* DIRECTIONS FOR THIS TASK:
Go through the material below and copy each line where the word "thiên" appears.

* RECORDED INFORMATION:
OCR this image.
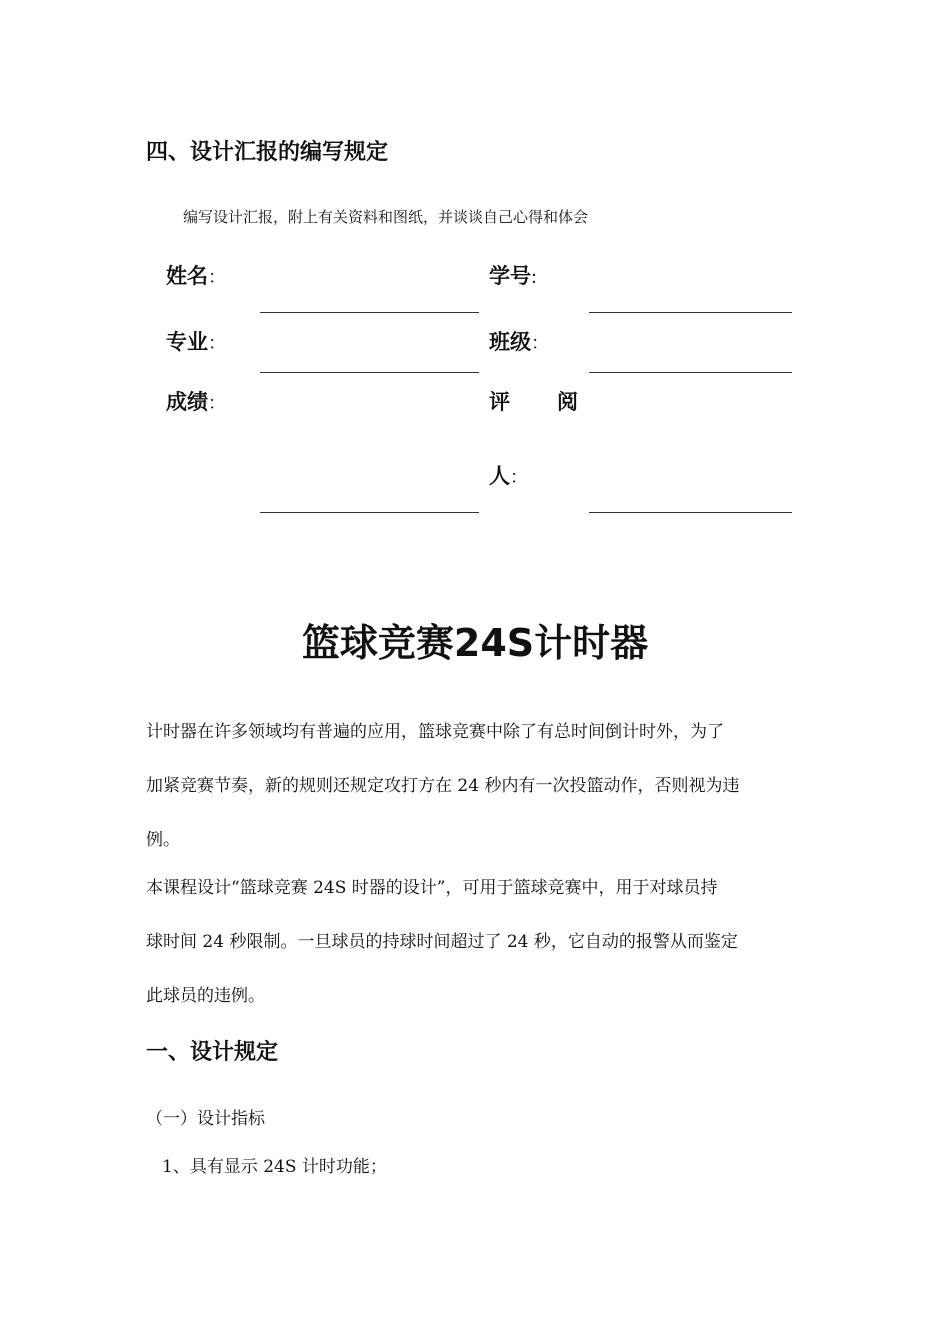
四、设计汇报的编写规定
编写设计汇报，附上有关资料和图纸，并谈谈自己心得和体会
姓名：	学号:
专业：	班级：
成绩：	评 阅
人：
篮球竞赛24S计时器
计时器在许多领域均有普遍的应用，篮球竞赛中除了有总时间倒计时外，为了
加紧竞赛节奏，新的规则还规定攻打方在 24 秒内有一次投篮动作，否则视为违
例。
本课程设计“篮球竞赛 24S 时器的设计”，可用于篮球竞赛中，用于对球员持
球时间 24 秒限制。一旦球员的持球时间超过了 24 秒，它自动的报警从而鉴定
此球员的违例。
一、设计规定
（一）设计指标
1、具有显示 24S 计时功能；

---

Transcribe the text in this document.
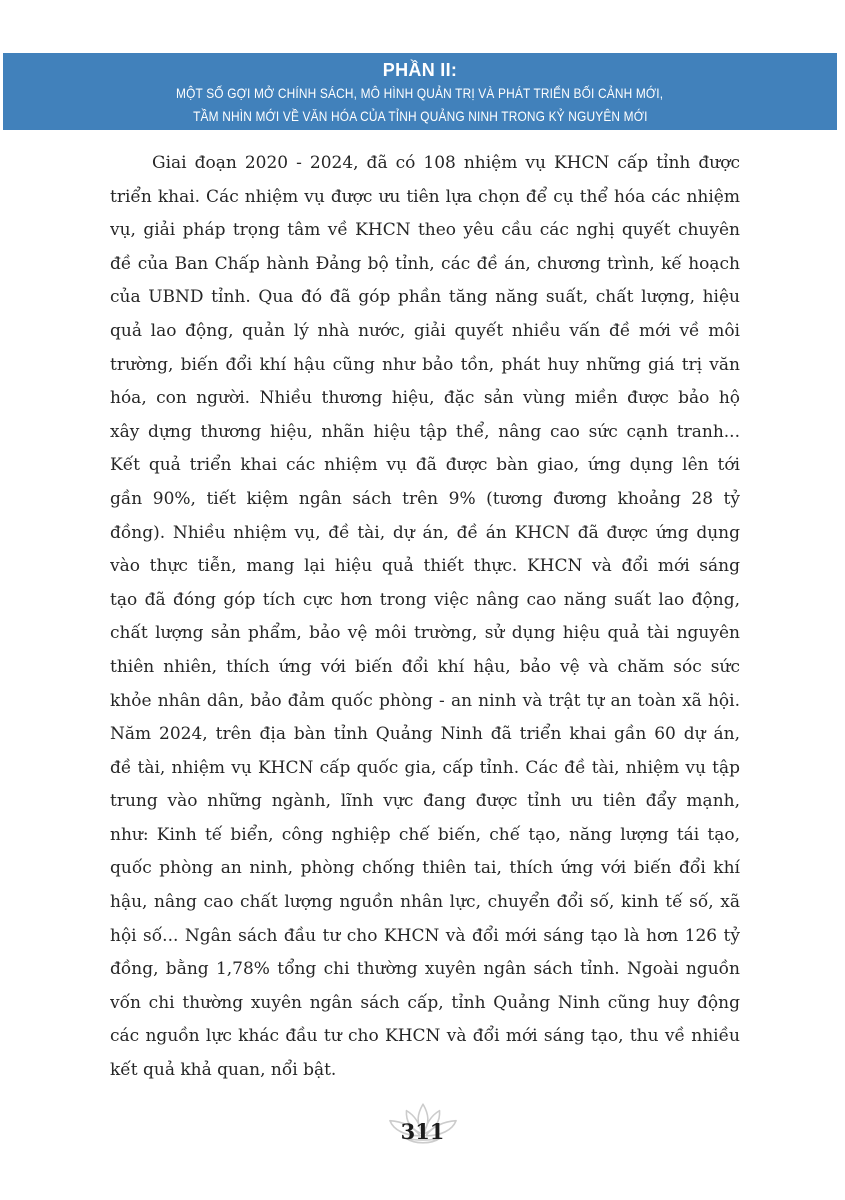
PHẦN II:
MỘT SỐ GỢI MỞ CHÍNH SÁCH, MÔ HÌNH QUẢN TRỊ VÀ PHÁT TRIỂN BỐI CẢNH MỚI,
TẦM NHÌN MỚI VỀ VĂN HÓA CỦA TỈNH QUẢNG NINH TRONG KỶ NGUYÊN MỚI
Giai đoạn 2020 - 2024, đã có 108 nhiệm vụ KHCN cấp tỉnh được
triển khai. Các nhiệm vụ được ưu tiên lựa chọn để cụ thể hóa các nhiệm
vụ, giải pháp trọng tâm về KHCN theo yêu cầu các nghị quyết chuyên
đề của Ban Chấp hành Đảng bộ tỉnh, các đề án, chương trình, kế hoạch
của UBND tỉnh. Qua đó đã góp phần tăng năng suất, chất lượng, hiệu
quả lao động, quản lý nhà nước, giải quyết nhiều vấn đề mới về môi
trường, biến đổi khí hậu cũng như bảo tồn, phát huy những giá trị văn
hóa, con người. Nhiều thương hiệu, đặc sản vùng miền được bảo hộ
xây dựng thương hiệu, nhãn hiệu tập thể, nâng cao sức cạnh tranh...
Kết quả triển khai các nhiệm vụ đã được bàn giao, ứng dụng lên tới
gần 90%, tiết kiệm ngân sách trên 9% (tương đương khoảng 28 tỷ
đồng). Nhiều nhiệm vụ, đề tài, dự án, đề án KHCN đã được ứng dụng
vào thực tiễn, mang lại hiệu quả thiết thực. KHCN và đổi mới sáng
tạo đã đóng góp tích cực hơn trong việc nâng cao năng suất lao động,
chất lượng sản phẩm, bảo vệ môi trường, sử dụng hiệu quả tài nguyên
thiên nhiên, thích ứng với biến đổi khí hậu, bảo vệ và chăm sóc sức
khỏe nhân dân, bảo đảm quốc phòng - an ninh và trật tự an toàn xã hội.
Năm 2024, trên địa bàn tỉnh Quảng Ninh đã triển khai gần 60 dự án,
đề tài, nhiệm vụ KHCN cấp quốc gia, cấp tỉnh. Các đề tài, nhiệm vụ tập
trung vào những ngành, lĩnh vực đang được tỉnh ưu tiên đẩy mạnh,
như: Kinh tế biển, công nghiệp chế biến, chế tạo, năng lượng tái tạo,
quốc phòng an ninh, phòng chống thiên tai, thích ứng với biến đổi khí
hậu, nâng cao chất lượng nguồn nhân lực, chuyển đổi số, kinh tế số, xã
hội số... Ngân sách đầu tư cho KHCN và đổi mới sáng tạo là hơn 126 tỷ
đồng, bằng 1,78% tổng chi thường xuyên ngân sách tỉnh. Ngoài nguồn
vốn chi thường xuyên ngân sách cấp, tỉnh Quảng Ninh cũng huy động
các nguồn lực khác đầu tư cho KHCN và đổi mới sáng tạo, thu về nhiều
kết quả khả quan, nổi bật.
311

* FULL OUTPUT:
thiên nhiên, thích ứng với biến đổi khí hậu, bảo vệ và chăm sóc sức
quốc phòng an ninh, phòng chống thiên tai, thích ứng với biến đổi khí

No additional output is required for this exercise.